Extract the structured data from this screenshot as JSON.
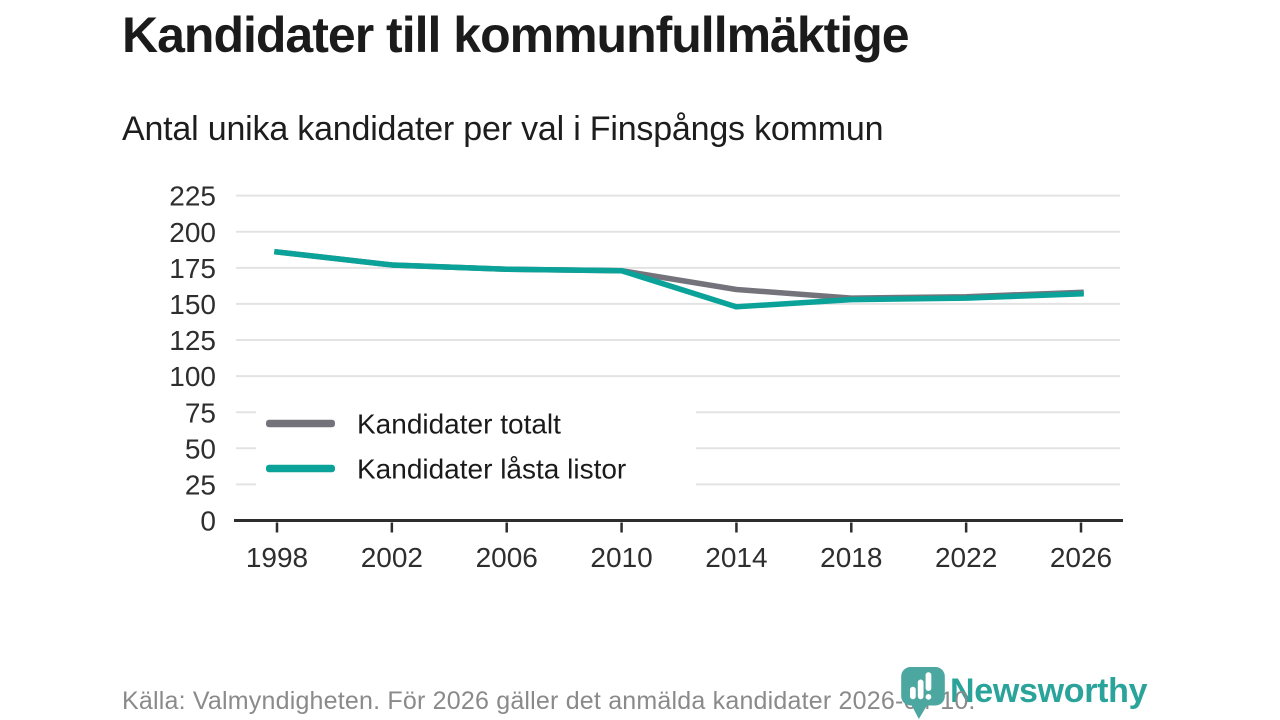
{
  "brand": {
    "name": "Newsworthy",
    "logo_color": "#4ba7a0",
    "text_color": "#2aa39b"
  },
  "style_colors": {
    "grid": "#e3e3e3",
    "axis": "#2d2d2d",
    "tick_label": "#2e2e2e",
    "legend_label": "#1a1a1a",
    "legend_background": "#ffffff"
  },
  "chart_data": {
    "type": "line",
    "title": "Kandidater till kommunfullmäktige",
    "subtitle": "Antal unika kandidater per val i Finspångs kommun",
    "source": "Källa: Valmyndigheten. För 2026 gäller det anmälda kandidater 2026-04-10.",
    "x": [
      1998,
      2002,
      2006,
      2010,
      2014,
      2018,
      2022,
      2026
    ],
    "series": [
      {
        "name": "Kandidater totalt",
        "color": "#74737b",
        "values": [
          186,
          177,
          174,
          173,
          160,
          154,
          155,
          158
        ]
      },
      {
        "name": "Kandidater låsta listor",
        "color": "#0ba29a",
        "values": [
          186,
          177,
          174,
          173,
          148,
          153,
          154,
          157
        ]
      }
    ],
    "xticks": [
      1998,
      2002,
      2006,
      2010,
      2014,
      2018,
      2022,
      2026
    ],
    "yticks": [
      0,
      25,
      50,
      75,
      100,
      125,
      150,
      175,
      200,
      225
    ],
    "ylim": [
      0,
      225
    ],
    "grid": true,
    "legend_position": "inside-left-middle"
  }
}
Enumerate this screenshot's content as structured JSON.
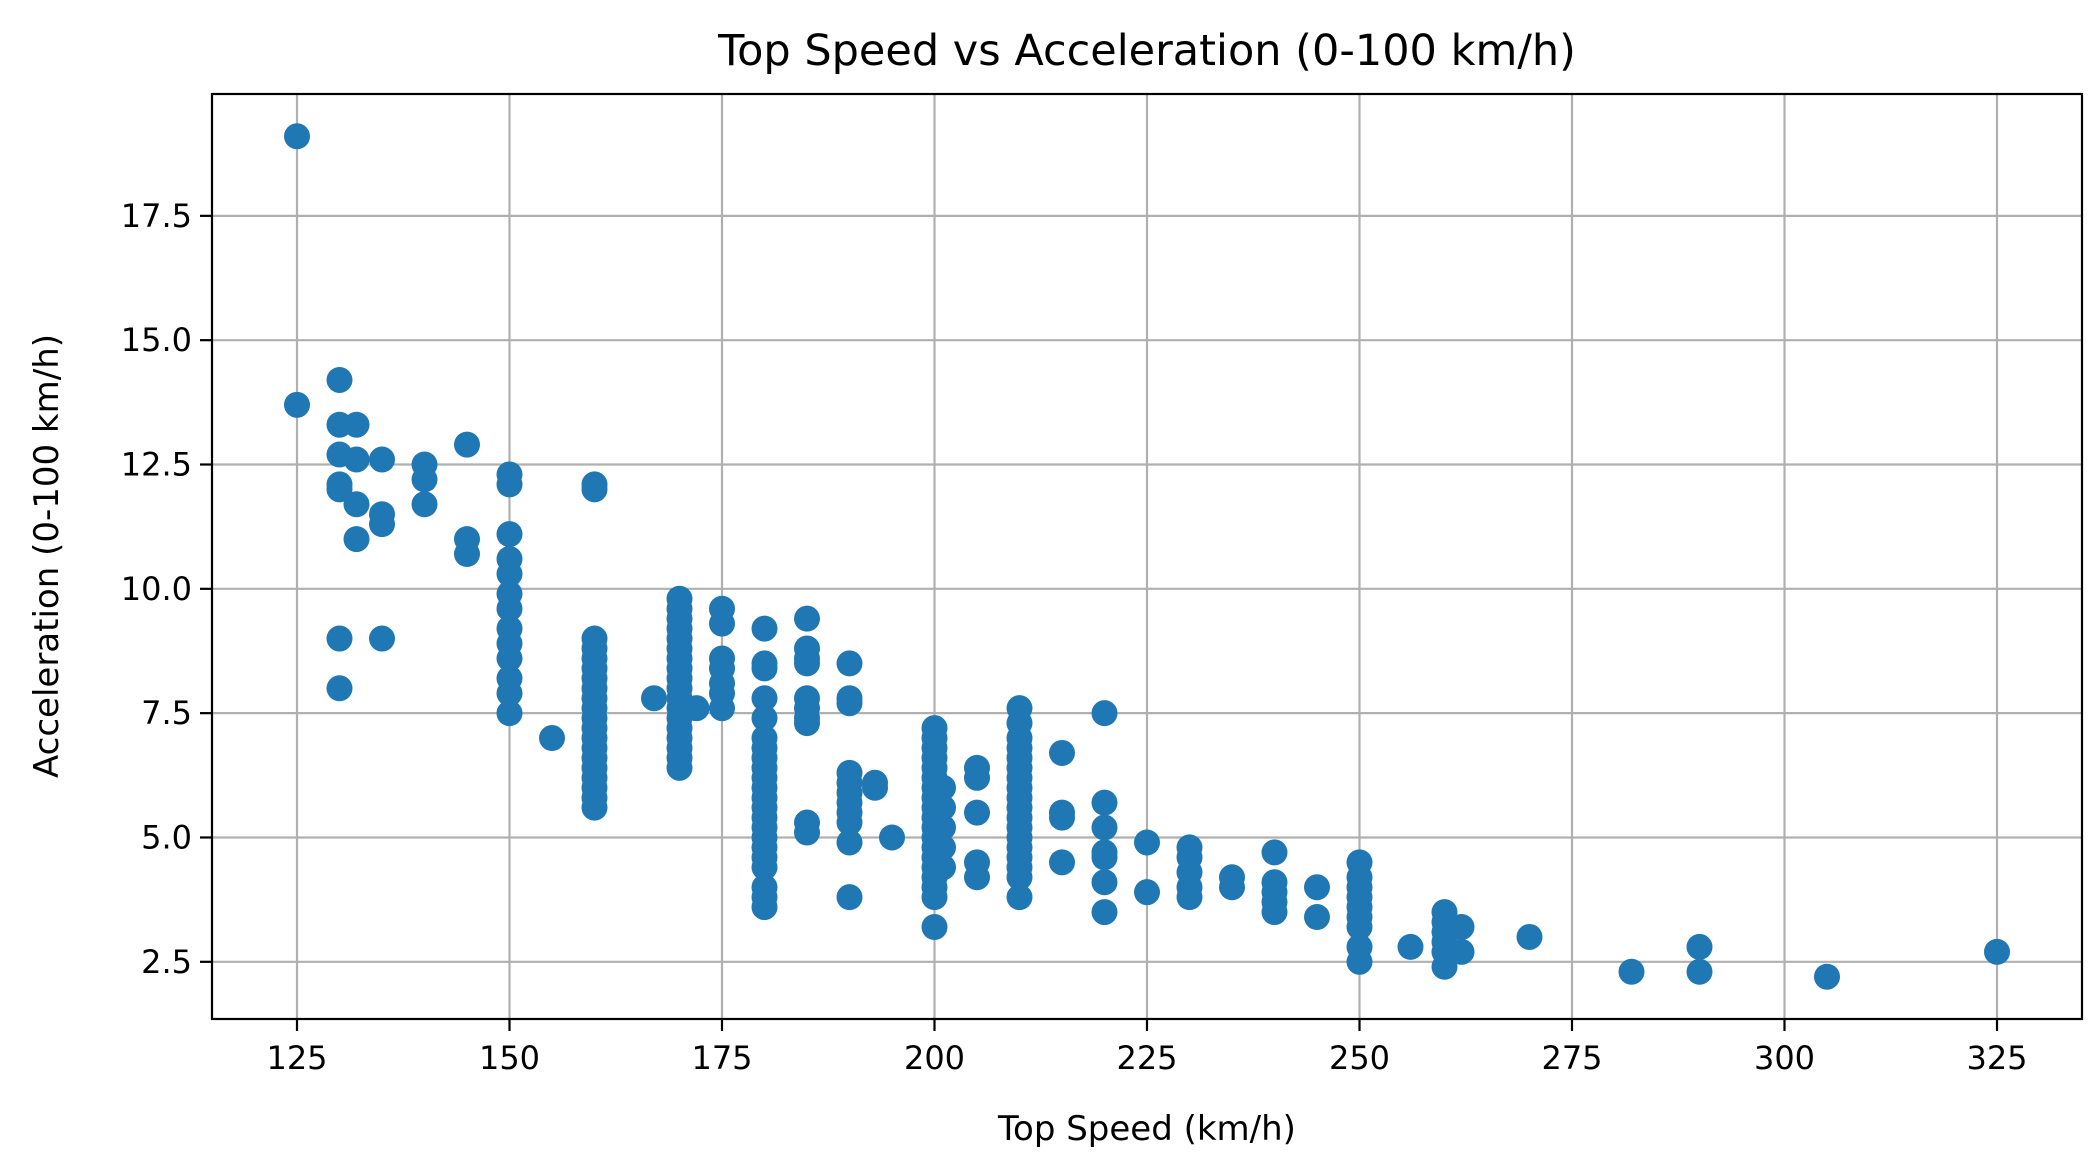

━━━━━━━━

◆ **WRITTEN EXERCISE**:
Strip out the images, then output the records above word for word.

◆ **FINAL RESULT**:
Extract the structured data from this screenshot as JSON.
{
  "brand": {
    "name": "Newsworthy",
    "logo_color": "#4ba7a0",
    "text_color": "#2aa39b"
  },
  "style_colors": {
    "grid": "#e3e3e3",
    "axis": "#2d2d2d",
    "tick_label": "#2e2e2e",
    "legend_label": "#1a1a1a",
    "legend_background": "#ffffff"
  },
  "chart_data": {
    "type": "line",
    "title": "Kandidater till kommunfullmäktige",
    "subtitle": "Antal unika kandidater per val i Finspångs kommun",
    "source": "Källa: Valmyndigheten. För 2026 gäller det anmälda kandidater 2026-04-10.",
    "x": [
      1998,
      2002,
      2006,
      2010,
      2014,
      2018,
      2022,
      2026
    ],
    "series": [
      {
        "name": "Kandidater totalt",
        "color": "#74737b",
        "values": [
          186,
          177,
          174,
          173,
          160,
          154,
          155,
          158
        ]
      },
      {
        "name": "Kandidater låsta listor",
        "color": "#0ba29a",
        "values": [
          186,
          177,
          174,
          173,
          148,
          153,
          154,
          157
        ]
      }
    ],
    "xticks": [
      1998,
      2002,
      2006,
      2010,
      2014,
      2018,
      2022,
      2026
    ],
    "yticks": [
      0,
      25,
      50,
      75,
      100,
      125,
      150,
      175,
      200,
      225
    ],
    "ylim": [
      0,
      225
    ],
    "grid": true,
    "legend_position": "inside-left-middle"
  }
}
Enumerate this screenshot's content as structured JSON.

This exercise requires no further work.